> Task goal
Lines holding the string "YouTube" are the ones to copy; find them all in the data.

> Given records
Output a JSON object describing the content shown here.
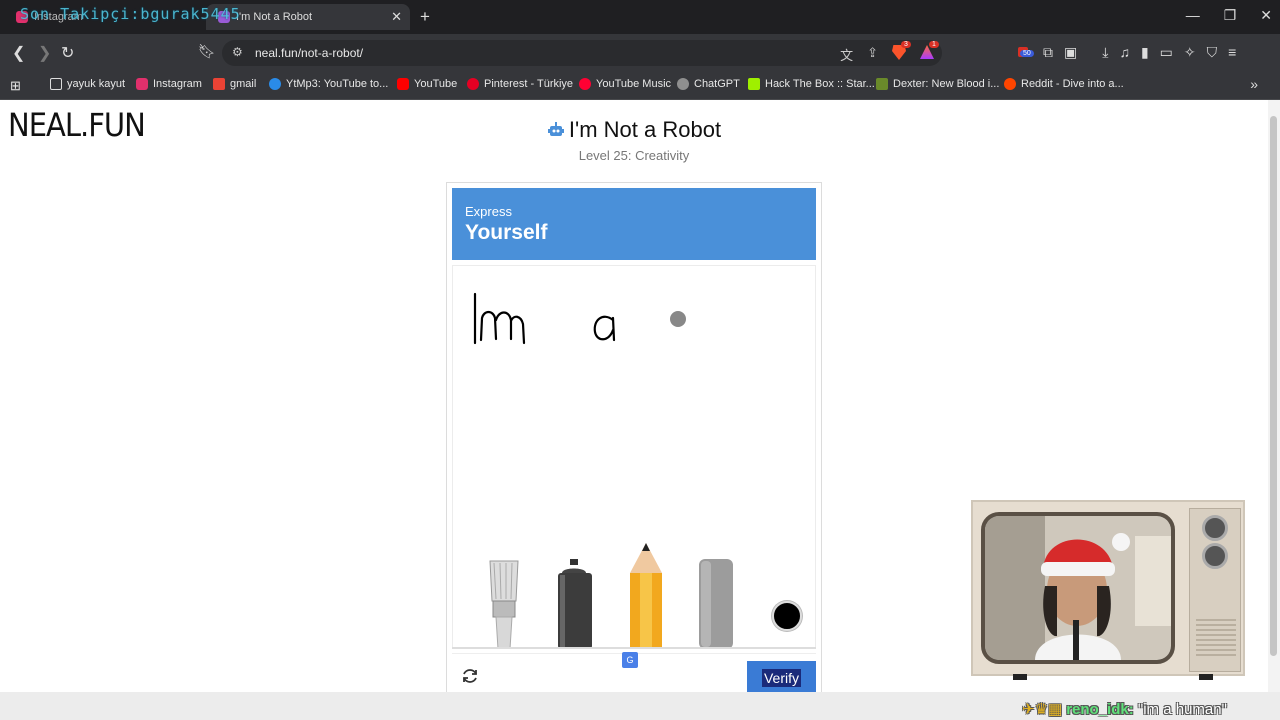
{
  "browser": {
    "tabs": [
      {
        "title": "Instagram",
        "favicon_color": "#e1306c"
      },
      {
        "title": "I'm Not a Robot",
        "favicon_color": "#9a5bd6"
      }
    ],
    "overlay_text": "Son Takipçi:bgurak5445",
    "url": "neal.fun/not-a-robot/",
    "extension_badge_1": "3",
    "extension_badge_2": "1",
    "extension_badge_3": "50",
    "bookmarks": [
      {
        "label": "yayuk kayut",
        "color": "#cfa550"
      },
      {
        "label": "Instagram",
        "color": "#e1306c"
      },
      {
        "label": "gmail",
        "color": "#ea4335"
      },
      {
        "label": "YtMp3: YouTube to...",
        "color": "#2a8be8"
      },
      {
        "label": "YouTube",
        "color": "#ff0000"
      },
      {
        "label": "Pinterest - Türkiye",
        "color": "#e60023"
      },
      {
        "label": "YouTube Music",
        "color": "#ff0033"
      },
      {
        "label": "ChatGPT",
        "color": "#8f8f8f"
      },
      {
        "label": "Hack The Box :: Star...",
        "color": "#9fef00"
      },
      {
        "label": "Dexter: New Blood i...",
        "color": "#6a8a2a"
      },
      {
        "label": "Reddit - Dive into a...",
        "color": "#ff4500"
      }
    ]
  },
  "page": {
    "logo": "NEAL.FUN",
    "title": "I'm Not a Robot",
    "subtitle": "Level 25: Creativity"
  },
  "captcha": {
    "header_small": "Express",
    "header_big": "Yourself",
    "verify_label": "Verify",
    "tools": [
      "paintbrush",
      "spray-can",
      "pencil",
      "eraser",
      "color-picker"
    ],
    "selected_color": "#000000",
    "cursor_color": "#888888"
  },
  "stream_overlay": {
    "chat_user": "reno_idk:",
    "chat_message": "\"im a human\""
  }
}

> Response to this task
        "label": "YtMp3: YouTube to...",
        "label": "YouTube",
        "label": "YouTube Music",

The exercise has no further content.